#### Rows from a dataset:
━━━━━━━━━━━━━━━━━━━━

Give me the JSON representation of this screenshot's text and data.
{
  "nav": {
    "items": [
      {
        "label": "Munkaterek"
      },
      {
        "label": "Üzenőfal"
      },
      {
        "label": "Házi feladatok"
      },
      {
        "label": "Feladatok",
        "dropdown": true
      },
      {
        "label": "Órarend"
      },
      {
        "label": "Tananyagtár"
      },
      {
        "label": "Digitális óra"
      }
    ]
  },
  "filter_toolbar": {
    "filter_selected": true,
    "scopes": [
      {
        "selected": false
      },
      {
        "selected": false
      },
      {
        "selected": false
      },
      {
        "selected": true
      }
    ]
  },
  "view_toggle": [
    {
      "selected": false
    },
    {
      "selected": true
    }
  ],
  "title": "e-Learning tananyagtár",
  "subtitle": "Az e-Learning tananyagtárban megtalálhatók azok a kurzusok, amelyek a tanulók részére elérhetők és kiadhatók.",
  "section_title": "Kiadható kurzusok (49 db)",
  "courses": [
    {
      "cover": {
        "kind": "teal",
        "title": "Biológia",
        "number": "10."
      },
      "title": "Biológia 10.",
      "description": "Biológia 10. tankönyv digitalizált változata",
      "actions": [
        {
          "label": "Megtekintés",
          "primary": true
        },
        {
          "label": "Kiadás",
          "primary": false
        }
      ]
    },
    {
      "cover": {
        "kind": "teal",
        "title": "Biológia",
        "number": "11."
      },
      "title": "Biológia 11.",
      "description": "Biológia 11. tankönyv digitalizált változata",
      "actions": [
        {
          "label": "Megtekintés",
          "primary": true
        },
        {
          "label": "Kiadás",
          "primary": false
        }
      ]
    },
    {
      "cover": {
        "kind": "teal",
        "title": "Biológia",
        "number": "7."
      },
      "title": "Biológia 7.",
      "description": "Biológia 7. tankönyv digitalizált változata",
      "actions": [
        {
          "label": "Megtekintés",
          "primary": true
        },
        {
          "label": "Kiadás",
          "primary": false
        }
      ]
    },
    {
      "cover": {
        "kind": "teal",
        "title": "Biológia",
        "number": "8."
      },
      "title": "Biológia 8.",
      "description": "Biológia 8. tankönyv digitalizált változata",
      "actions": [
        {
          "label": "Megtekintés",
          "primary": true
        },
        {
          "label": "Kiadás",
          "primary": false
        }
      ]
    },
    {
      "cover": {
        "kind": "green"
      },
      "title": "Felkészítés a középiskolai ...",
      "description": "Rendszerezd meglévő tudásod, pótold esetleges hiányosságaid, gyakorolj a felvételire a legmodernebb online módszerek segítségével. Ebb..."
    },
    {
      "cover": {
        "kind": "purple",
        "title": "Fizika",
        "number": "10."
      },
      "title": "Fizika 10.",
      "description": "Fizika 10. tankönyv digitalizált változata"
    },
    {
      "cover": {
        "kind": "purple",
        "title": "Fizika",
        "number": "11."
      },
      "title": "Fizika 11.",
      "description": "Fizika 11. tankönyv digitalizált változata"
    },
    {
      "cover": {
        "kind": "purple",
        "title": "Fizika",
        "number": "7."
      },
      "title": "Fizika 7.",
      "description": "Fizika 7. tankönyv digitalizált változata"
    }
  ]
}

━━━━━━━━━━━━━━━━━━━━

#### GIVEN TASK:
Your task is to extract all of the records exactly.

#### EXERCISE RESPONSE:
Give me the JSON representation of this screenshot's text and data.
{
  "nav": {
    "items": [
      {
        "label": "Munkaterek"
      },
      {
        "label": "Üzenőfal"
      },
      {
        "label": "Házi feladatok"
      },
      {
        "label": "Feladatok",
        "dropdown": true
      },
      {
        "label": "Órarend"
      },
      {
        "label": "Tananyagtár"
      },
      {
        "label": "Digitális óra"
      }
    ]
  },
  "filter_toolbar": {
    "filter_selected": true,
    "scopes": [
      {
        "selected": false
      },
      {
        "selected": false
      },
      {
        "selected": false
      },
      {
        "selected": true
      }
    ]
  },
  "view_toggle": [
    {
      "selected": false
    },
    {
      "selected": true
    }
  ],
  "title": "e-Learning tananyagtár",
  "subtitle": "Az e-Learning tananyagtárban megtalálhatók azok a kurzusok, amelyek a tanulók részére elérhetők és kiadhatók.",
  "section_title": "Kiadható kurzusok (49 db)",
  "courses": [
    {
      "cover": {
        "kind": "teal",
        "title": "Biológia",
        "number": "10."
      },
      "title": "Biológia 10.",
      "description": "Biológia 10. tankönyv digitalizált változata",
      "actions": [
        {
          "label": "Megtekintés",
          "primary": true
        },
        {
          "label": "Kiadás",
          "primary": false
        }
      ]
    },
    {
      "cover": {
        "kind": "teal",
        "title": "Biológia",
        "number": "11."
      },
      "title": "Biológia 11.",
      "description": "Biológia 11. tankönyv digitalizált változata",
      "actions": [
        {
          "label": "Megtekintés",
          "primary": true
        },
        {
          "label": "Kiadás",
          "primary": false
        }
      ]
    },
    {
      "cover": {
        "kind": "teal",
        "title": "Biológia",
        "number": "7."
      },
      "title": "Biológia 7.",
      "description": "Biológia 7. tankönyv digitalizált változata",
      "actions": [
        {
          "label": "Megtekintés",
          "primary": true
        },
        {
          "label": "Kiadás",
          "primary": false
        }
      ]
    },
    {
      "cover": {
        "kind": "teal",
        "title": "Biológia",
        "number": "8."
      },
      "title": "Biológia 8.",
      "description": "Biológia 8. tankönyv digitalizált változata",
      "actions": [
        {
          "label": "Megtekintés",
          "primary": true
        },
        {
          "label": "Kiadás",
          "primary": false
        }
      ]
    },
    {
      "cover": {
        "kind": "green"
      },
      "title": "Felkészítés a középiskolai ...",
      "description": "Rendszerezd meglévő tudásod, pótold esetleges hiányosságaid, gyakorolj a felvételire a legmodernebb online módszerek segítségével. Ebb..."
    },
    {
      "cover": {
        "kind": "purple",
        "title": "Fizika",
        "number": "10."
      },
      "title": "Fizika 10.",
      "description": "Fizika 10. tankönyv digitalizált változata"
    },
    {
      "cover": {
        "kind": "purple",
        "title": "Fizika",
        "number": "11."
      },
      "title": "Fizika 11.",
      "description": "Fizika 11. tankönyv digitalizált változata"
    },
    {
      "cover": {
        "kind": "purple",
        "title": "Fizika",
        "number": "7."
      },
      "title": "Fizika 7.",
      "description": "Fizika 7. tankönyv digitalizált változata"
    }
  ]
}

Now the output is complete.